DIRECTIONS FOR THIS TASK —
Would it be possible to quote, exactly and in full, the lines from the one with "OCR this image." through the end of the entries below?
# start of EXTRACTED RECORDS
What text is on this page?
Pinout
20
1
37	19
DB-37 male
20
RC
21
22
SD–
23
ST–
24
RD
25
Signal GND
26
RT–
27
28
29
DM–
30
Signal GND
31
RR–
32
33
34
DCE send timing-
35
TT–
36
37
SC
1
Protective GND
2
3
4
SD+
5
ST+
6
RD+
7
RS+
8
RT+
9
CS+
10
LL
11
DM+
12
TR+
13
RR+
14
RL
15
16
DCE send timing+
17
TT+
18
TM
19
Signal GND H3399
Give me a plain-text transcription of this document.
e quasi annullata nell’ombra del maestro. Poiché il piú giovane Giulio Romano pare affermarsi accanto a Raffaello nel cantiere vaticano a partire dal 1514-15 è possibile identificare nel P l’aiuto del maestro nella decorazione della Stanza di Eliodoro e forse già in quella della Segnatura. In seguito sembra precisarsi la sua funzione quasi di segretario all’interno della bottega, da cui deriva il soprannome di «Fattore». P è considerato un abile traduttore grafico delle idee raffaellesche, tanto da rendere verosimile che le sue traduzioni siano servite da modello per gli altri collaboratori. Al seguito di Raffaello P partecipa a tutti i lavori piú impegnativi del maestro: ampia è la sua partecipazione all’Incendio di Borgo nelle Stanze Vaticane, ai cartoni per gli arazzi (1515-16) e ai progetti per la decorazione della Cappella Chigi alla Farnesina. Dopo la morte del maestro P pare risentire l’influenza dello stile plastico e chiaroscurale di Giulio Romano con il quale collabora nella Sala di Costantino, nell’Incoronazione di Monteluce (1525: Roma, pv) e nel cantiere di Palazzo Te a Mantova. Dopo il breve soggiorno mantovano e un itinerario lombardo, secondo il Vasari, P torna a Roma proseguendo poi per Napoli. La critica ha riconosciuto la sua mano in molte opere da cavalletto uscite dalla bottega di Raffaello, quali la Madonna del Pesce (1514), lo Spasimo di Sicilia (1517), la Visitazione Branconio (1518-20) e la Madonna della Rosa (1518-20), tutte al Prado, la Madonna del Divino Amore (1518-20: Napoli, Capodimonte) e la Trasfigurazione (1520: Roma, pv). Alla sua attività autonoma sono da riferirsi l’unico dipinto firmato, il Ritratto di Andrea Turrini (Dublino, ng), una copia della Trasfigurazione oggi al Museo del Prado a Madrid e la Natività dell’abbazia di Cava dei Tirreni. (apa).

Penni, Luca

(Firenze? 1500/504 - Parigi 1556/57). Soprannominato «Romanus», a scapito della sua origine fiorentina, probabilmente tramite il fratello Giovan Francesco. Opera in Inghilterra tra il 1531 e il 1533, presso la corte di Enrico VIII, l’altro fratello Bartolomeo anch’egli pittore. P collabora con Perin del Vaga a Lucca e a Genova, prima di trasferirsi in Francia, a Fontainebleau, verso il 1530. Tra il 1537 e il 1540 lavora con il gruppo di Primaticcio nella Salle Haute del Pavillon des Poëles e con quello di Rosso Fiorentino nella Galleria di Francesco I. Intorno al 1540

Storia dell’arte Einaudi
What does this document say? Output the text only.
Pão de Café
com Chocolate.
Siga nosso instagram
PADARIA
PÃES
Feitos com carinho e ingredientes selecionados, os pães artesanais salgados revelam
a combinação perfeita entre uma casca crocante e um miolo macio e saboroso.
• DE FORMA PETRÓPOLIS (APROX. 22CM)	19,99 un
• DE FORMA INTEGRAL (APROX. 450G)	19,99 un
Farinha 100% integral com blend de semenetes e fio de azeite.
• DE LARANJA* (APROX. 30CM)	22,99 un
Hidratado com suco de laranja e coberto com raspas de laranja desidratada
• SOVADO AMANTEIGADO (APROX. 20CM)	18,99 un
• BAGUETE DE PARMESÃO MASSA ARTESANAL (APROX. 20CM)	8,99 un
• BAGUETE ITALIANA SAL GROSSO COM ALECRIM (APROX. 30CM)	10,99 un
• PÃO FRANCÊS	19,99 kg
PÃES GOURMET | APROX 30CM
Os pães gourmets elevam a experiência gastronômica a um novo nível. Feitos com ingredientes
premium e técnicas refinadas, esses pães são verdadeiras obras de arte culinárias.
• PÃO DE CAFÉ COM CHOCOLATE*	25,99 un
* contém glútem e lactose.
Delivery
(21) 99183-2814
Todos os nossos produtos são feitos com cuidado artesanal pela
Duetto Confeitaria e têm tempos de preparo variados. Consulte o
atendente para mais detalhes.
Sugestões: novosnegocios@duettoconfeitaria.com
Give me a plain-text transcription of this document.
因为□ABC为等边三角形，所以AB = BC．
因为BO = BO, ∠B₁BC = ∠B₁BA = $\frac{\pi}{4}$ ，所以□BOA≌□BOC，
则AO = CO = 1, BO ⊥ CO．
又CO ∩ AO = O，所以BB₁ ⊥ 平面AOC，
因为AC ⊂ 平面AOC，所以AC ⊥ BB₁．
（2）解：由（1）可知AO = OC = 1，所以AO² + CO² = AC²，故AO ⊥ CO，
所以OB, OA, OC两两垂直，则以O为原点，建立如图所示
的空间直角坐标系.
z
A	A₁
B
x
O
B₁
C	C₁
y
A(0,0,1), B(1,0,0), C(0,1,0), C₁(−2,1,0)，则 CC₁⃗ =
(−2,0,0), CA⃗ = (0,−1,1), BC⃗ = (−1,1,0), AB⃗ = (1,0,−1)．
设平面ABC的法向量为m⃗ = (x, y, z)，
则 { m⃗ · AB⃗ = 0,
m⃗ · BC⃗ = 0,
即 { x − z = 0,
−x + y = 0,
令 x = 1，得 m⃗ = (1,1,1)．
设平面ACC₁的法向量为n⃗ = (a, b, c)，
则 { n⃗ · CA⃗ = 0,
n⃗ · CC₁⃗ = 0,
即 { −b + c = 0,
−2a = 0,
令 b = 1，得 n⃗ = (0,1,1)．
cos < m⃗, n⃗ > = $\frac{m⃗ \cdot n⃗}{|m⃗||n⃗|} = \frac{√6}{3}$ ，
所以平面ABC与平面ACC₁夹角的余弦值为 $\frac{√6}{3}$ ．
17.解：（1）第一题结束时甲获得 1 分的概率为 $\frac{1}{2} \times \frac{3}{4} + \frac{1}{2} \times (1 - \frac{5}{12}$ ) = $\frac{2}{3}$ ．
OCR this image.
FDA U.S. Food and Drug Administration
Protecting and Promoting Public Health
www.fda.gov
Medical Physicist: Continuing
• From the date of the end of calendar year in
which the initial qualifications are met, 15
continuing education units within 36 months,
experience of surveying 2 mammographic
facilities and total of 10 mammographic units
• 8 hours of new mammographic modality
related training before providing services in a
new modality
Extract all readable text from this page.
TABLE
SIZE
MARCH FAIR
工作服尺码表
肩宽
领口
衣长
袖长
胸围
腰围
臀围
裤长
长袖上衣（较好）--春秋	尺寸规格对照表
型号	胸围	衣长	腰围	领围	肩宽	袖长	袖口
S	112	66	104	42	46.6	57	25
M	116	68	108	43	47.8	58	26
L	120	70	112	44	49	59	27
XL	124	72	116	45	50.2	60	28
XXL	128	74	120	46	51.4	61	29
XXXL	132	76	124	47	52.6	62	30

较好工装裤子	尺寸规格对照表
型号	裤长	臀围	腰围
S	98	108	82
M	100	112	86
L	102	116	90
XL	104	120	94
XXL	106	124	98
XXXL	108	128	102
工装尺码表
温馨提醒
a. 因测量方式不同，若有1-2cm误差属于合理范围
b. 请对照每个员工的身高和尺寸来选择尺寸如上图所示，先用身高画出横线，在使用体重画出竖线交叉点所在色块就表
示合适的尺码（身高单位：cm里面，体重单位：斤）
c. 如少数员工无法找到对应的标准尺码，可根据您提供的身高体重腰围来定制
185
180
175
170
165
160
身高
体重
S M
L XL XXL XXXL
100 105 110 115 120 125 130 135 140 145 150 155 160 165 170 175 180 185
# end of EXTRACTED RECORDS
RESPONSE TO THIS EXERCISE —
OCR this image.
FDA U.S. Food and Drug Administration
Protecting and Promoting Public Health
www.fda.gov
Medical Physicist: Continuing
• From the date of the end of calendar year in
which the initial qualifications are met, 15
continuing education units within 36 months,
experience of surveying 2 mammographic
facilities and total of 10 mammographic units
• 8 hours of new mammographic modality
related training before providing services in a
new modality
Extract all readable text from this page.
TABLE
SIZE
MARCH FAIR
工作服尺码表
肩宽
领口
衣长
袖长
胸围
腰围
臀围
裤长
长袖上衣（较好）--春秋	尺寸规格对照表
型号	胸围	衣长	腰围	领围	肩宽	袖长	袖口
S	112	66	104	42	46.6	57	25
M	116	68	108	43	47.8	58	26
L	120	70	112	44	49	59	27
XL	124	72	116	45	50.2	60	28
XXL	128	74	120	46	51.4	61	29
XXXL	132	76	124	47	52.6	62	30

较好工装裤子	尺寸规格对照表
型号	裤长	臀围	腰围
S	98	108	82
M	100	112	86
L	102	116	90
XL	104	120	94
XXL	106	124	98
XXXL	108	128	102
工装尺码表
温馨提醒
a. 因测量方式不同，若有1-2cm误差属于合理范围
b. 请对照每个员工的身高和尺寸来选择尺寸如上图所示，先用身高画出横线，在使用体重画出竖线交叉点所在色块就表
示合适的尺码（身高单位：cm里面，体重单位：斤）
c. 如少数员工无法找到对应的标准尺码，可根据您提供的身高体重腰围来定制
185
180
175
170
165
160
身高
体重
S M
L XL XXL XXXL
100 105 110 115 120 125 130 135 140 145 150 155 160 165 170 175 180 185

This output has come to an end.